## Items from a figure collection

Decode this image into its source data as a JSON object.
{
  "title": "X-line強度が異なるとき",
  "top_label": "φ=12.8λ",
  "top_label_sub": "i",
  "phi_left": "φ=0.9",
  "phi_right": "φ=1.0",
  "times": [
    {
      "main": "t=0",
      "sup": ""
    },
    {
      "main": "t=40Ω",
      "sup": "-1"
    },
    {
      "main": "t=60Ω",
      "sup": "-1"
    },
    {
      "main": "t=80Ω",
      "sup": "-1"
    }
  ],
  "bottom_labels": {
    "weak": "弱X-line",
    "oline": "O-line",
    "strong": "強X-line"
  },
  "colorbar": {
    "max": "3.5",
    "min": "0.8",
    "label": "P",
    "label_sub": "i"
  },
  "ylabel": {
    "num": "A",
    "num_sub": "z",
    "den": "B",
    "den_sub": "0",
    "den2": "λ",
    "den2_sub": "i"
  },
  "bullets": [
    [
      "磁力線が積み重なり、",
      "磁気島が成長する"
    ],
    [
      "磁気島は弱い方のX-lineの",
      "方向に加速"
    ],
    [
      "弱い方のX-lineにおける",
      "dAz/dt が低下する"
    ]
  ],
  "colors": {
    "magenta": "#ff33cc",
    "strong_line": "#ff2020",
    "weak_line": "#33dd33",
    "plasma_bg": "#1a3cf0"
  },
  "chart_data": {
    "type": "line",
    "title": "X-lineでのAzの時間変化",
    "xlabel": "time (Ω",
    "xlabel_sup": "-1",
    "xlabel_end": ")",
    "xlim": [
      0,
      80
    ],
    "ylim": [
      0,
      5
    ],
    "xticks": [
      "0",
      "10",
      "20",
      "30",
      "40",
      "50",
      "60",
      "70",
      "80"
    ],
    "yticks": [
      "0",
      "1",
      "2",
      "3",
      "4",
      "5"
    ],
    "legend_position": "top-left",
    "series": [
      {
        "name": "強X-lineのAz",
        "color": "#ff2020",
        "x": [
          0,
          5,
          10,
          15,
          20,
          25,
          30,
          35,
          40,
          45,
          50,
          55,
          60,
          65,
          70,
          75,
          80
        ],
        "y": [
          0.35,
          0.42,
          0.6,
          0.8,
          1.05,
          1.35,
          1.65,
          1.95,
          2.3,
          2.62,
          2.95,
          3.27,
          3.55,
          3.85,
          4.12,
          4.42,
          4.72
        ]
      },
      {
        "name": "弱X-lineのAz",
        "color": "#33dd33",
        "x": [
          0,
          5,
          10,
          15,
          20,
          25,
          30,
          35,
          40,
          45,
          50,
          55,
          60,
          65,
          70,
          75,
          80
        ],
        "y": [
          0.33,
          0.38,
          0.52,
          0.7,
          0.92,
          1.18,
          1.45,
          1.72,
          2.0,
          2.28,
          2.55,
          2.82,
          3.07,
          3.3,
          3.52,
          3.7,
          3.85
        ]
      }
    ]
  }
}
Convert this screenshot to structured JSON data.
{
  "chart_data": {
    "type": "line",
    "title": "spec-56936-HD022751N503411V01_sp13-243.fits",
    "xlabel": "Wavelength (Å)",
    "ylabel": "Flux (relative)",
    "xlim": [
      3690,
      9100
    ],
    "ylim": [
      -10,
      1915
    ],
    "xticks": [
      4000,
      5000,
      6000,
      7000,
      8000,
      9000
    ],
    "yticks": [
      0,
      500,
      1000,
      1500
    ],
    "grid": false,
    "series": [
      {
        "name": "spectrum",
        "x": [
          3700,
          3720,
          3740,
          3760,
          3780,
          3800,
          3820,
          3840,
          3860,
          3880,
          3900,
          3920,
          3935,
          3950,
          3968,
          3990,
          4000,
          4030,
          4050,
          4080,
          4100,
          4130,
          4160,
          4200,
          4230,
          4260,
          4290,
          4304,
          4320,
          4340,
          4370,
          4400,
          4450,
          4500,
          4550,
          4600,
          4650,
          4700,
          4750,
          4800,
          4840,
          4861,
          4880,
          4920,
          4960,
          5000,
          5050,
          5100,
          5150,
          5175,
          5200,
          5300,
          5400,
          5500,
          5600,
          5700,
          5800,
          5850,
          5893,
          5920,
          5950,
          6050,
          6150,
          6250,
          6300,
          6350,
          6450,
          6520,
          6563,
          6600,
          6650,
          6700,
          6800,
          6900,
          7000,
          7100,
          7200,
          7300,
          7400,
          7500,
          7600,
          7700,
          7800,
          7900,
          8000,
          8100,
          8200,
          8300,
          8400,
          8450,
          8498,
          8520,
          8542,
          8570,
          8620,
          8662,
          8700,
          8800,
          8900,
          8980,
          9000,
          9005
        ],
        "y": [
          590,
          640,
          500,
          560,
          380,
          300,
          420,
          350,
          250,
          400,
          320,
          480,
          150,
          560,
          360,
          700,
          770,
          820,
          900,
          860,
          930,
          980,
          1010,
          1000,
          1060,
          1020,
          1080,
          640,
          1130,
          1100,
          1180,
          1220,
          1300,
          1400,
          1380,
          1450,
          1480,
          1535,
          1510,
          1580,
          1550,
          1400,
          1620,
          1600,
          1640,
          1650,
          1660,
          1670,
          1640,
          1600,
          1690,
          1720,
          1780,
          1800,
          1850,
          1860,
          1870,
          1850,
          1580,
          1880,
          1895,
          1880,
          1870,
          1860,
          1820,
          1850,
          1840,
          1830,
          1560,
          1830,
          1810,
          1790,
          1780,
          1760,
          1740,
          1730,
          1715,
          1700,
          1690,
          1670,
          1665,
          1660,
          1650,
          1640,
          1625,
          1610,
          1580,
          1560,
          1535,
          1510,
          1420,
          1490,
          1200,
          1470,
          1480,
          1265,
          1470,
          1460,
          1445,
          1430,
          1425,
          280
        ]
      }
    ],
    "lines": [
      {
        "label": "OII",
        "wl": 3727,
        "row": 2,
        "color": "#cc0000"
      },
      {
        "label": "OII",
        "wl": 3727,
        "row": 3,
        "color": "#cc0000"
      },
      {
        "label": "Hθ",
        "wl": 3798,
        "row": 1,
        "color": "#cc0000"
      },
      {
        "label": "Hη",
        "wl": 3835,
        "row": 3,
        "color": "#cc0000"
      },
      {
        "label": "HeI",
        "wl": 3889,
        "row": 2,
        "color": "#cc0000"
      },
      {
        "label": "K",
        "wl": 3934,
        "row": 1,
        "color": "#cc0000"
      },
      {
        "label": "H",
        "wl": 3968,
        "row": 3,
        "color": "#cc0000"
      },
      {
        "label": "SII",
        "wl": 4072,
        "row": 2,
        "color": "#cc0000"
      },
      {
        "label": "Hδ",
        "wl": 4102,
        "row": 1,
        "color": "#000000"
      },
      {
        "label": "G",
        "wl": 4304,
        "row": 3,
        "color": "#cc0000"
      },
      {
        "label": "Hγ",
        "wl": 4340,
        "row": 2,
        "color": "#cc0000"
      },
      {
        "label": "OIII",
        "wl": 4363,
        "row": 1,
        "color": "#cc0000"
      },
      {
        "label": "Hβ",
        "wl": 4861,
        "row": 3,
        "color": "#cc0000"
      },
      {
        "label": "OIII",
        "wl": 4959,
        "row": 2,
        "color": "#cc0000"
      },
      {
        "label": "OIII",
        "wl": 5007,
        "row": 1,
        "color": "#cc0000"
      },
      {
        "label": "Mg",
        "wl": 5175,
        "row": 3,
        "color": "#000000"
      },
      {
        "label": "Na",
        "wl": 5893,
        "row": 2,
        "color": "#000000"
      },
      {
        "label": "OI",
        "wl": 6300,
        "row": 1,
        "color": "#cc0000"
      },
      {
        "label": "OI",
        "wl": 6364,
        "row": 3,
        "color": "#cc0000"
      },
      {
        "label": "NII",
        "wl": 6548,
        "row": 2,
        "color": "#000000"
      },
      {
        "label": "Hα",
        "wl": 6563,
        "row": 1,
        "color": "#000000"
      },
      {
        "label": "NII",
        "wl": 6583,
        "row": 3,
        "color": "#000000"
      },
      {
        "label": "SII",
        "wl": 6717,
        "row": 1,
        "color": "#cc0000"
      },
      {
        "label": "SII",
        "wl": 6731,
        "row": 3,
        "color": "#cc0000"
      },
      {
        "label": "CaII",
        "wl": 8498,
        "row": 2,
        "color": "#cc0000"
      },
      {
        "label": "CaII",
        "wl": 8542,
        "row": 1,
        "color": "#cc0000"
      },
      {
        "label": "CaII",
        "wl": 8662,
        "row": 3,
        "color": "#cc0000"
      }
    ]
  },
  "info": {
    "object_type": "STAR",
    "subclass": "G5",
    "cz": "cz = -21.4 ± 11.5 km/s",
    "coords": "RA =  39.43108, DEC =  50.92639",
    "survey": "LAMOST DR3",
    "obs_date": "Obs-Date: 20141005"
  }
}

## Exercise
Pick out the lines that include the word "title" and write them out.

## Exercise response
  "title": "X-line強度が異なるとき",
    "title": "X-lineでのAzの時間変化",
    "title": "spec-56936-HD022751N503411V01_sp13-243.fits",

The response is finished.